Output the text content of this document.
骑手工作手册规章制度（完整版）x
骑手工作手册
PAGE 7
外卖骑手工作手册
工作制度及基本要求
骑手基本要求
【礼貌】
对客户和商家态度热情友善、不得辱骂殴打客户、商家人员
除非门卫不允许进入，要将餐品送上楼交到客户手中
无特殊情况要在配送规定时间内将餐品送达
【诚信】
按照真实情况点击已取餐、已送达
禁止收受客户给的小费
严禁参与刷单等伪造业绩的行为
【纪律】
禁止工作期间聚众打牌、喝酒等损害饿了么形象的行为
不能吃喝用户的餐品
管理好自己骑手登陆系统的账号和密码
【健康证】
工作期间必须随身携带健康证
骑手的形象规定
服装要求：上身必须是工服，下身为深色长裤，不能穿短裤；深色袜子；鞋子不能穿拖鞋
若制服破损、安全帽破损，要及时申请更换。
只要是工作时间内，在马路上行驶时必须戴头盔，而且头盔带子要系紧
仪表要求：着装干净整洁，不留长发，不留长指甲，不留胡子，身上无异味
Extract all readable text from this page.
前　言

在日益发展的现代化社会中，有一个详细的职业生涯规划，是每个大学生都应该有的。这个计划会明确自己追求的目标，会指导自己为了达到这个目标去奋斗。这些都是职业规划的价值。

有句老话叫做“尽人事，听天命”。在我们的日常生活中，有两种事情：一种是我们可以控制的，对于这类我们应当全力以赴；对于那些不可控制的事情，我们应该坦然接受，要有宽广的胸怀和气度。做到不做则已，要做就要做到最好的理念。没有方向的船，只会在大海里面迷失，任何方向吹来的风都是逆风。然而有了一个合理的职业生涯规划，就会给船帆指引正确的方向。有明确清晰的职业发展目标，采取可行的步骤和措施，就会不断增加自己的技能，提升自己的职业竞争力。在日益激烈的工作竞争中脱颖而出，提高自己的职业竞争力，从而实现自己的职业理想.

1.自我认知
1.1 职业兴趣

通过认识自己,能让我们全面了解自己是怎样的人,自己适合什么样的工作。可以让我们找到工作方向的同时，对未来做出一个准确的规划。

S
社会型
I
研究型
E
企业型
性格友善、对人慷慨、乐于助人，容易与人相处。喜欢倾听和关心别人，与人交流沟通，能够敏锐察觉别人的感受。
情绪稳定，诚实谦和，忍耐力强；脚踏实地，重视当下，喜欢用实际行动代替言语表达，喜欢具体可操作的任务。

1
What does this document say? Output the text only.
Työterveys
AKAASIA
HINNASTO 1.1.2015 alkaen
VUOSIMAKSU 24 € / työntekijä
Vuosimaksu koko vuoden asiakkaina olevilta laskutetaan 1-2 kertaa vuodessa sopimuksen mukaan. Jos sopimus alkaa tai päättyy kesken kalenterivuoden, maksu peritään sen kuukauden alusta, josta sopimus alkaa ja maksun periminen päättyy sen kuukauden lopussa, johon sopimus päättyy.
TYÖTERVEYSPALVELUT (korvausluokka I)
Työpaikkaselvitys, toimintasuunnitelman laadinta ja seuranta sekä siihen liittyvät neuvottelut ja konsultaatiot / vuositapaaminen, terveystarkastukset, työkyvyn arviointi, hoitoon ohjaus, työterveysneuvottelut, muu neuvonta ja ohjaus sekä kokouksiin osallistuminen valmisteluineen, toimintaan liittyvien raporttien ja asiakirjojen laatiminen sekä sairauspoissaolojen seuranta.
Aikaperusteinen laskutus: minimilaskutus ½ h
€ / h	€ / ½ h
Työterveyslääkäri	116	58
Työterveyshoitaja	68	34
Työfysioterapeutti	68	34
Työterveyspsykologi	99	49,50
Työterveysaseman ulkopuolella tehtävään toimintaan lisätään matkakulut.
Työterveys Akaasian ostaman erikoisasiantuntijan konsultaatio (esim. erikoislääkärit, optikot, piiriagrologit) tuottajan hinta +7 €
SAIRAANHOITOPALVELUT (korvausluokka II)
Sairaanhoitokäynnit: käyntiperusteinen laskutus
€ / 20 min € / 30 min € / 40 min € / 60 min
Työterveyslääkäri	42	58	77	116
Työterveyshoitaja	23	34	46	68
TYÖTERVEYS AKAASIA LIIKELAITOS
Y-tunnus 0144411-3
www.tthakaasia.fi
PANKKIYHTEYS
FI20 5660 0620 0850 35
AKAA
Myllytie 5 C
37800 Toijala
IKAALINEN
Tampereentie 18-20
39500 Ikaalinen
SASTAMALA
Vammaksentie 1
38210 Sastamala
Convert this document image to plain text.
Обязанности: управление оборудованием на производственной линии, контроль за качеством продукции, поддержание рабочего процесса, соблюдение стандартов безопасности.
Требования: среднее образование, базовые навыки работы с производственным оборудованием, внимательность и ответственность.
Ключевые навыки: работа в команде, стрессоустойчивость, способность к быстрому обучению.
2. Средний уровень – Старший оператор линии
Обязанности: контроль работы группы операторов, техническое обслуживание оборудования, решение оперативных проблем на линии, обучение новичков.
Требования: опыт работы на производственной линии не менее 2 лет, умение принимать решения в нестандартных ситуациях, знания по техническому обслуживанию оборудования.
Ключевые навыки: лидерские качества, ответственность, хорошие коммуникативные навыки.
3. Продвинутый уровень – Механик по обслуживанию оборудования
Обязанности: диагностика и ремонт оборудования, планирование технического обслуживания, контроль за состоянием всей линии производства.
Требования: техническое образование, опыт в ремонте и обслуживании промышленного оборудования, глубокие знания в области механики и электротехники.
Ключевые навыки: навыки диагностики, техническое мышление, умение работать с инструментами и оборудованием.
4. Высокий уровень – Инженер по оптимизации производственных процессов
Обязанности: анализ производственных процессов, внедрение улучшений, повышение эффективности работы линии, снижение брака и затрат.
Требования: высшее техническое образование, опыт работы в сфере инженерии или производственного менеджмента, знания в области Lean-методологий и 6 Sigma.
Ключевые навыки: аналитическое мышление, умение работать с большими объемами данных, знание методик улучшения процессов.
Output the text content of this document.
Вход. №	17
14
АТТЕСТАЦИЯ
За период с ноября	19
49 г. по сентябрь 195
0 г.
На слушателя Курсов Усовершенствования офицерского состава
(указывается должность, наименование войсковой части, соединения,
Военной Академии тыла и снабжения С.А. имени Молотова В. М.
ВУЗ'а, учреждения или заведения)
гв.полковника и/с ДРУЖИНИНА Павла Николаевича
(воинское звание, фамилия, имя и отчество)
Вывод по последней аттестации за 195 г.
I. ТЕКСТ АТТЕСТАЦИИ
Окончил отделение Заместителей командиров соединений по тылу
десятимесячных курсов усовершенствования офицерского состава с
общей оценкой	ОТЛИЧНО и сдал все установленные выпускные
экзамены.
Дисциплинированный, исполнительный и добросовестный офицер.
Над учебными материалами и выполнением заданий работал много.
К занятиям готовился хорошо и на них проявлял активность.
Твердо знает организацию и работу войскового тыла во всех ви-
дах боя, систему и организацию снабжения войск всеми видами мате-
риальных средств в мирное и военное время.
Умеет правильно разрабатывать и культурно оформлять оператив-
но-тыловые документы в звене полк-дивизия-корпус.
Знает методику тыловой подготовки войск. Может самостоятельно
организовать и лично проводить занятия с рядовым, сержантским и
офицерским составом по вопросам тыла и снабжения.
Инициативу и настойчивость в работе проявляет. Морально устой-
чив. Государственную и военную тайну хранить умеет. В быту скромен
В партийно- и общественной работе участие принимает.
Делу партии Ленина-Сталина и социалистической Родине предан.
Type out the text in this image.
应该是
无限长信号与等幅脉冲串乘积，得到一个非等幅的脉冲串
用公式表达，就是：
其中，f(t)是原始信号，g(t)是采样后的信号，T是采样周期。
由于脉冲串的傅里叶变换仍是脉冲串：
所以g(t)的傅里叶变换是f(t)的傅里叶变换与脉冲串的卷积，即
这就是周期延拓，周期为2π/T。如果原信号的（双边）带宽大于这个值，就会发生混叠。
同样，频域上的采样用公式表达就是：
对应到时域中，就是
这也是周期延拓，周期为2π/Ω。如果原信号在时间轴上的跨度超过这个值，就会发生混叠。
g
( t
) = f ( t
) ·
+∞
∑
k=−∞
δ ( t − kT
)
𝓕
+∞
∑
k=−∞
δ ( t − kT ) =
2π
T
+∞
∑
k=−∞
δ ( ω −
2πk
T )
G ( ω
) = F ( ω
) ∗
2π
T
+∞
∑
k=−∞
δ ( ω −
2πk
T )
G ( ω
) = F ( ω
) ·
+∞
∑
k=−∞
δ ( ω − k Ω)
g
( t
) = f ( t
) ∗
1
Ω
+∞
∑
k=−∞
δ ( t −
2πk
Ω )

(STATED PROBLEM) Repeat, without changes, every line from the one that contains "Type out the text in this image." through the final line of the data.

(THE SOLUTION)
Type out the text in this image.
应该是
无限长信号与等幅脉冲串乘积，得到一个非等幅的脉冲串
用公式表达，就是：
其中，f(t)是原始信号，g(t)是采样后的信号，T是采样周期。
由于脉冲串的傅里叶变换仍是脉冲串：
所以g(t)的傅里叶变换是f(t)的傅里叶变换与脉冲串的卷积，即
这就是周期延拓，周期为2π/T。如果原信号的（双边）带宽大于这个值，就会发生混叠。
同样，频域上的采样用公式表达就是：
对应到时域中，就是
这也是周期延拓，周期为2π/Ω。如果原信号在时间轴上的跨度超过这个值，就会发生混叠。
g
( t
) = f ( t
) ·
+∞
∑
k=−∞
δ ( t − kT
)
𝓕
+∞
∑
k=−∞
δ ( t − kT ) =
2π
T
+∞
∑
k=−∞
δ ( ω −
2πk
T )
G ( ω
) = F ( ω
) ∗
2π
T
+∞
∑
k=−∞
δ ( ω −
2πk
T )
G ( ω
) = F ( ω
) ·
+∞
∑
k=−∞
δ ( ω − k Ω)
g
( t
) = f ( t
) ∗
1
Ω
+∞
∑
k=−∞
δ ( t −
2πk
Ω )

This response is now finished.